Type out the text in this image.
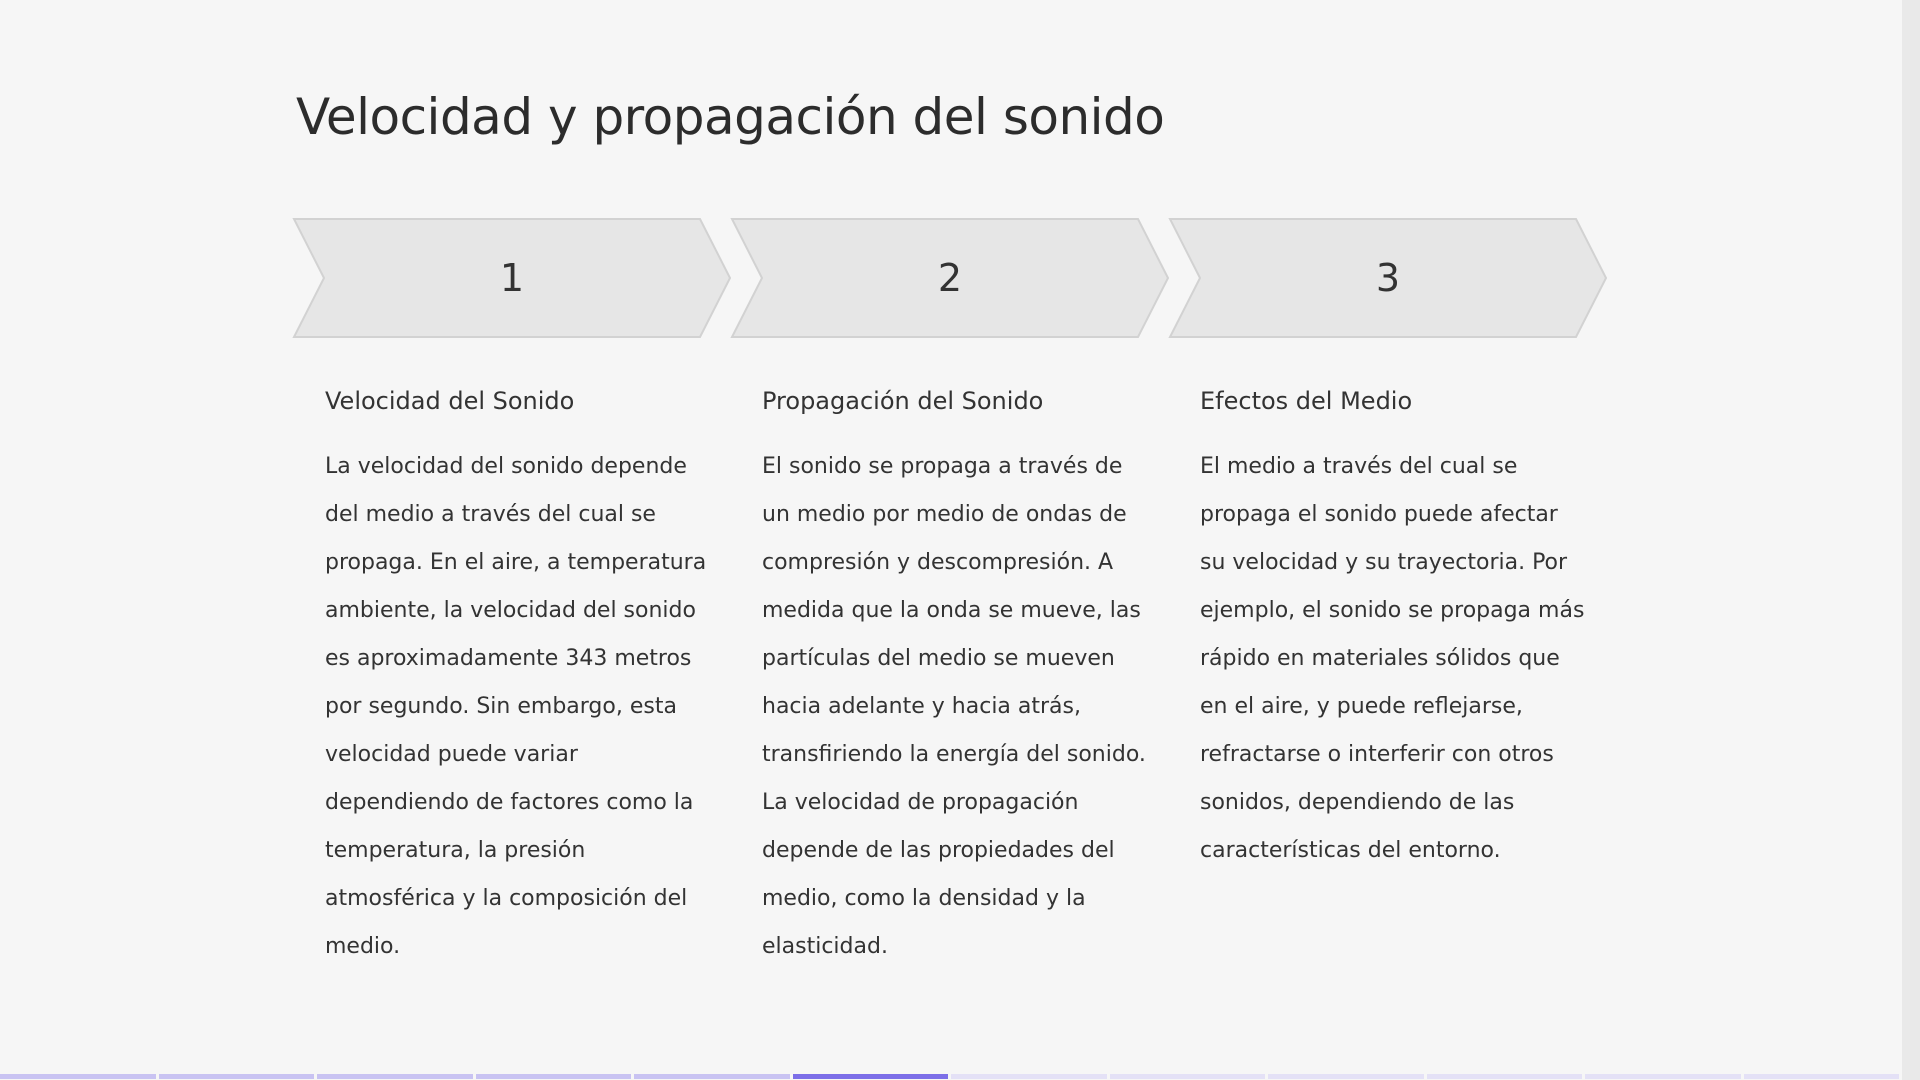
Velocidad y propagación del sonido
1	2	3
Velocidad del Sonido

La velocidad del sonido depende del medio a través del cual se propaga. En el aire, a temperatura ambiente, la velocidad del sonido es aproximadamente 343 metros por segundo. Sin embargo, esta velocidad puede variar dependiendo de factores como la temperatura, la presión atmosférica y la composición del medio.

Propagación del Sonido

El sonido se propaga a través de un medio por medio de ondas de compresión y descompresión. A medida que la onda se mueve, las partículas del medio se mueven hacia adelante y hacia atrás, transfiriendo la energía del sonido. La velocidad de propagación depende de las propiedades del medio, como la densidad y la elasticidad.

Efectos del Medio

El medio a través del cual se propaga el sonido puede afectar su velocidad y su trayectoria. Por ejemplo, el sonido se propaga más rápido en materiales sólidos que en el aire, y puede reflejarse, refractarse o interferir con otros sonidos, dependiendo de las características del entorno.
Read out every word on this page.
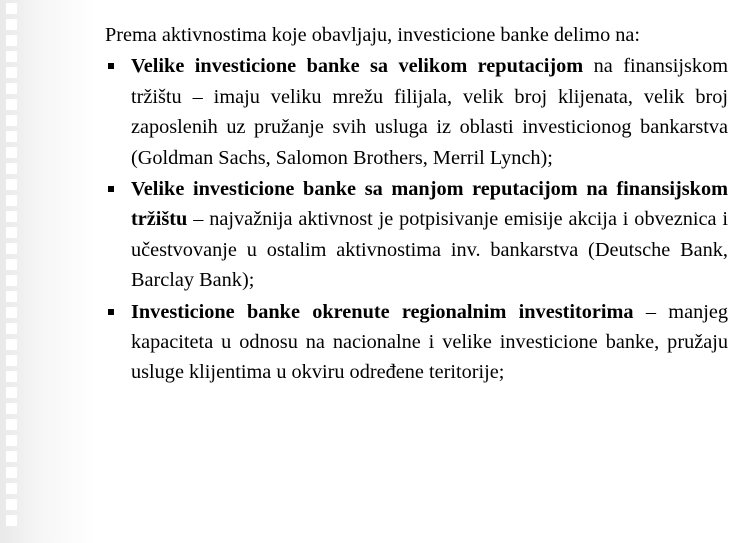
Prema aktivnostima koje obavljaju, investicione banke delimo na:

Velike investicione banke sa velikom reputacijom na finansijskom tržištu – imaju veliku mrežu filijala, velik broj klijenata, velik broj zaposlenih uz pružanje svih usluga iz oblasti investicionog bankarstva (Goldman Sachs, Salomon Brothers, Merril Lynch);
Velike investicione banke sa manjom reputacijom na finansijskom tržištu – najvažnija aktivnost je potpisivanje emisije akcija i obveznica i učestvovanje u ostalim aktivnostima inv. bankarstva (Deutsche Bank, Barclay Bank);
Investicione banke okrenute regionalnim investitorima – manjeg kapaciteta u odnosu na nacionalne i velike investicione banke, pružaju usluge klijentima u okviru određene teritorije;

++++++

*EXERCISE GOAL*
Each line above that holds the string "aktivnostima" should be copied and shown.

*RIGHT ANSWER*
Prema aktivnostima koje obavljaju, investicione banke delimo na:
Velike investicione banke sa manjom reputacijom na finansijskom tržištu – najvažnija aktivnost je potpisivanje emisije akcija i obveznica i učestvovanje u ostalim aktivnostima inv. bankarstva (Deutsche Bank, Barclay Bank);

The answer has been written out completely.